--- BEGIN RAW DATA ---

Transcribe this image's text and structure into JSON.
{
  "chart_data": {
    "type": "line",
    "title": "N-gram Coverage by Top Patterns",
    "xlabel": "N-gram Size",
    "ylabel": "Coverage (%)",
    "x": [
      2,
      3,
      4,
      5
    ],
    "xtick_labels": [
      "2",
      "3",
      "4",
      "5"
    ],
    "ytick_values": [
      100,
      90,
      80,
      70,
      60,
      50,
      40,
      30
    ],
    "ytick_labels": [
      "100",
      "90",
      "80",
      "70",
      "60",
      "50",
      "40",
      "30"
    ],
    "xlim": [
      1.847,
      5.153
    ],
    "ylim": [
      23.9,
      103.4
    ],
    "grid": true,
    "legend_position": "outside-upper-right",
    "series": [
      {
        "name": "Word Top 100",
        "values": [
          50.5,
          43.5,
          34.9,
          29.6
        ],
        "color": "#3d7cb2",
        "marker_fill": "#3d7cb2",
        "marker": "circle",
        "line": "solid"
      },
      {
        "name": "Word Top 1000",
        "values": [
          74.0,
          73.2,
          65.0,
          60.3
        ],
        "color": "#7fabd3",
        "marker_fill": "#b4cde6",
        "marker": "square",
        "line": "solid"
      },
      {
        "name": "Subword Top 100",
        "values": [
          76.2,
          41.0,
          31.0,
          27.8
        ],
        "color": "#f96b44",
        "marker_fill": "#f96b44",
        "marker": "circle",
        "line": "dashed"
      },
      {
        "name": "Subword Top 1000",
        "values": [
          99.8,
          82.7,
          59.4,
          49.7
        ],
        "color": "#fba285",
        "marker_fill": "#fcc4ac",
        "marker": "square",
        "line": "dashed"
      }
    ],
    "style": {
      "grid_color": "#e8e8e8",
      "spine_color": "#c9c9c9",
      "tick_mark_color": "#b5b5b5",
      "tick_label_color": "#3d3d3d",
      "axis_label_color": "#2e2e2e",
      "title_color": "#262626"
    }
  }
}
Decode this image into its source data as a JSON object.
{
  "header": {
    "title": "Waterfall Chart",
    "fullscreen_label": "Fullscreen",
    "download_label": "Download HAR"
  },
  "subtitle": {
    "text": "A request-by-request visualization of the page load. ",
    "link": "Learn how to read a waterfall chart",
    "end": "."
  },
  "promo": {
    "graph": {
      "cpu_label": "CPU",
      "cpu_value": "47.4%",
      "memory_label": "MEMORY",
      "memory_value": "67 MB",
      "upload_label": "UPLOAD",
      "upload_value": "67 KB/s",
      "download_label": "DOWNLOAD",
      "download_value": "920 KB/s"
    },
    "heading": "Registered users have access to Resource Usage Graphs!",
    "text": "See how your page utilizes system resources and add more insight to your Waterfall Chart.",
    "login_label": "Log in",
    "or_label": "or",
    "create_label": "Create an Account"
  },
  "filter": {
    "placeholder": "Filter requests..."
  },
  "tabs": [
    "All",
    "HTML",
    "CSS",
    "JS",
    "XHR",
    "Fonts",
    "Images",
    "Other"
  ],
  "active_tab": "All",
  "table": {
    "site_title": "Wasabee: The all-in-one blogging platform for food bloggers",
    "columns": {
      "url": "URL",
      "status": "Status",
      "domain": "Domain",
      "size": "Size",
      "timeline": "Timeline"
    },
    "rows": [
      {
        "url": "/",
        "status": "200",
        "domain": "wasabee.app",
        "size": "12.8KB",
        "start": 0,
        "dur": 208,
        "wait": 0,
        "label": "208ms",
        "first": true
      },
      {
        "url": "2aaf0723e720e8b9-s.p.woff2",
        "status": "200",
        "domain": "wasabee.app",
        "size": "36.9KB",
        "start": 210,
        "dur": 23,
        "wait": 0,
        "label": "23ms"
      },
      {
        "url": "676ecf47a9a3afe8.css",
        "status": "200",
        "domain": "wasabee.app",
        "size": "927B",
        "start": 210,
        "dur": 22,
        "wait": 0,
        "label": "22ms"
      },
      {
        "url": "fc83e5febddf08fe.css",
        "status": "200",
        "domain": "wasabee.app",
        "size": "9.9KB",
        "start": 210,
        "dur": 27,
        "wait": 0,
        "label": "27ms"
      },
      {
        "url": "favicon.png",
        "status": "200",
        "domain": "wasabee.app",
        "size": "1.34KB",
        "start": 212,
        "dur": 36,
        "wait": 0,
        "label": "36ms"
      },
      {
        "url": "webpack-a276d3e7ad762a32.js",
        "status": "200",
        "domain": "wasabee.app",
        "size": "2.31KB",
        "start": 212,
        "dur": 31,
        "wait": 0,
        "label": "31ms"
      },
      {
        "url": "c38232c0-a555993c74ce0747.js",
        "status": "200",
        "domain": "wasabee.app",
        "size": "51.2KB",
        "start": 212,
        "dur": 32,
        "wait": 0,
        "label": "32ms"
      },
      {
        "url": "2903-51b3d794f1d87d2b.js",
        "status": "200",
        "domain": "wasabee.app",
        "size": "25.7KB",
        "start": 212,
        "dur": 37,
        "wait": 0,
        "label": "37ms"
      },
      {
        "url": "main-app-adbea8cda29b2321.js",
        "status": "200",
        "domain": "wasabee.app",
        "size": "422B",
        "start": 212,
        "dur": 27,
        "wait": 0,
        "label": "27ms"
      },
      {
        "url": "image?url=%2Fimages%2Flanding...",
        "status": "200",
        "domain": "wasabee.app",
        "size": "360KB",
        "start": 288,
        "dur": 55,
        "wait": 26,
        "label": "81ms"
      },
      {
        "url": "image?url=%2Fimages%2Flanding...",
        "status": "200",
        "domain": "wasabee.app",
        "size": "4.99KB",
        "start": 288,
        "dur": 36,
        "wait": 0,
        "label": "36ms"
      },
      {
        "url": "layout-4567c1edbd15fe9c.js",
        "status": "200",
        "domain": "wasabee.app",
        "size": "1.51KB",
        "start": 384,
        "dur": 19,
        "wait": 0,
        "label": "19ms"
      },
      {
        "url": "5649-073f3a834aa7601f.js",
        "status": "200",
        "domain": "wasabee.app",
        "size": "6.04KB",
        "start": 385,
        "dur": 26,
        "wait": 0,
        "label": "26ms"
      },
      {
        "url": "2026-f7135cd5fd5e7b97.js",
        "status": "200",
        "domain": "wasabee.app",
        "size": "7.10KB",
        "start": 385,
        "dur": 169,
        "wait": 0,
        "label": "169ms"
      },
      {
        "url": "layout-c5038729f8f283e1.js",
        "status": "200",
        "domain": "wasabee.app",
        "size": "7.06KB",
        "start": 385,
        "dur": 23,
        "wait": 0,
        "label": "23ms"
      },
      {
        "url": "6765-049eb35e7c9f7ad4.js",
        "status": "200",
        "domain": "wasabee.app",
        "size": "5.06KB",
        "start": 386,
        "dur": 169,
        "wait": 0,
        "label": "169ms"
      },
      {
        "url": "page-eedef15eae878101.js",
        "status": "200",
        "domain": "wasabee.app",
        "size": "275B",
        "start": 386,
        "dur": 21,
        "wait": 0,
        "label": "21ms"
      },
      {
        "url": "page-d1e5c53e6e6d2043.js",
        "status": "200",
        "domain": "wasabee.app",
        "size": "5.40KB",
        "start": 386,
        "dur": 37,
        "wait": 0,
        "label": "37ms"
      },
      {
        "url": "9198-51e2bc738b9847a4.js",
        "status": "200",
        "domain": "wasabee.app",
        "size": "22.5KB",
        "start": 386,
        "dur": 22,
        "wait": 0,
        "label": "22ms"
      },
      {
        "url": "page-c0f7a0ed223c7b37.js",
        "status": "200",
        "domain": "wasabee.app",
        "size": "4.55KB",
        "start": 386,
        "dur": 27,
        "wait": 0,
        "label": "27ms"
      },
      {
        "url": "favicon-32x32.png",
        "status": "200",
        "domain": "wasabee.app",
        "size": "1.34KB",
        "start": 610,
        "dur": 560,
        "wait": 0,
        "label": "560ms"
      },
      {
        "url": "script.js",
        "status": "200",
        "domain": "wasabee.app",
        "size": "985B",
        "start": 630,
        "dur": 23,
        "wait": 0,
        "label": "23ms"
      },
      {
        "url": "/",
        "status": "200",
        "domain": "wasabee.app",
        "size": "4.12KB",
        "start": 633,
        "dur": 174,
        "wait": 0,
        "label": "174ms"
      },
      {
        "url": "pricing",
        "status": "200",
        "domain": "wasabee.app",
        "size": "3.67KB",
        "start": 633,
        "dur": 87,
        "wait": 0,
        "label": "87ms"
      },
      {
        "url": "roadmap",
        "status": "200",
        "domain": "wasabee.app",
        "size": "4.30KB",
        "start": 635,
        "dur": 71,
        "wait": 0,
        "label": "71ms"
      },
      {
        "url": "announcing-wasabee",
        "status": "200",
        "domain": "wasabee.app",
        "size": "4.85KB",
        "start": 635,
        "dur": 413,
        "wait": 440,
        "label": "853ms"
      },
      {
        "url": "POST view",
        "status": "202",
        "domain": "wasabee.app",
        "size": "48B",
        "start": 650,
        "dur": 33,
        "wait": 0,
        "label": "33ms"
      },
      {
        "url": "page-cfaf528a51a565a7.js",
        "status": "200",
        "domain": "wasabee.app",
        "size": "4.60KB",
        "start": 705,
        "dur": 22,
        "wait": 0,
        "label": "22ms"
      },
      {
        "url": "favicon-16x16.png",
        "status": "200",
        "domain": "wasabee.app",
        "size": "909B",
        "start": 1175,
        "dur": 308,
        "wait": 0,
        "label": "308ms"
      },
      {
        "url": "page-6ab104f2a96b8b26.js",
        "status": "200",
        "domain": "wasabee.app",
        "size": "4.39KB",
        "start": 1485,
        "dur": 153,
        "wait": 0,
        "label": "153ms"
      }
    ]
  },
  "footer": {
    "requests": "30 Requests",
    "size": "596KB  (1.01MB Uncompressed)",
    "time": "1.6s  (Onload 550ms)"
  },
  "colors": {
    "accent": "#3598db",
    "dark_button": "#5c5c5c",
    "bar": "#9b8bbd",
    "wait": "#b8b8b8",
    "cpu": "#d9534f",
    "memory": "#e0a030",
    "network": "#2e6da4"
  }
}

--- END RAW DATA ---

* SHORT PROBLEM
Gather up the lines that contain the word "Subword".

* THE COMPLETED TASK
        "name": "Subword Top 100",
        "name": "Subword Top 1000",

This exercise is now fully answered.